In the material below, identify each line bearing the word "tête". Reproduce those lines.
* * * *
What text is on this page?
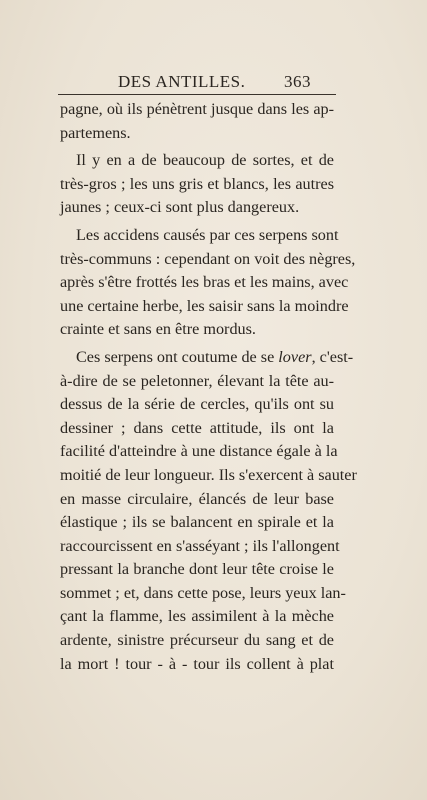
DES ANTILLES. 363
pagne, où ils pénètrent jusque dans les ap-
partemens.
Il y en a de beaucoup de sortes, et de
très-gros ; les uns gris et blancs, les autres
jaunes ; ceux-ci sont plus dangereux.
Les accidens causés par ces serpens sont
très-communs : cependant on voit des nègres,
après s'être frottés les bras et les mains, avec
une certaine herbe, les saisir sans la moindre
crainte et sans en être mordus.
Ces serpens ont coutume de se lover, c'est-
à-dire de se peletonner, élevant la tête au-
dessus de la série de cercles, qu'ils ont su
dessiner ; dans cette attitude, ils ont la
facilité d'atteindre à une distance égale à la
moitié de leur longueur. Ils s'exercent à sauter
en masse circulaire, élancés de leur base
élastique ; ils se balancent en spirale et la
raccourcissent en s'asséyant ; ils l'allongent
pressant la branche dont leur tête croise le
sommet ; et, dans cette pose, leurs yeux lan-
çant la flamme, les assimilent à la mèche
ardente, sinistre précurseur du sang et de
la mort ! tour - à - tour ils collent à plat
* * * *
**Answer to this task**
à-dire de se peletonner, élevant la tête au-
pressant la branche dont leur tête croise le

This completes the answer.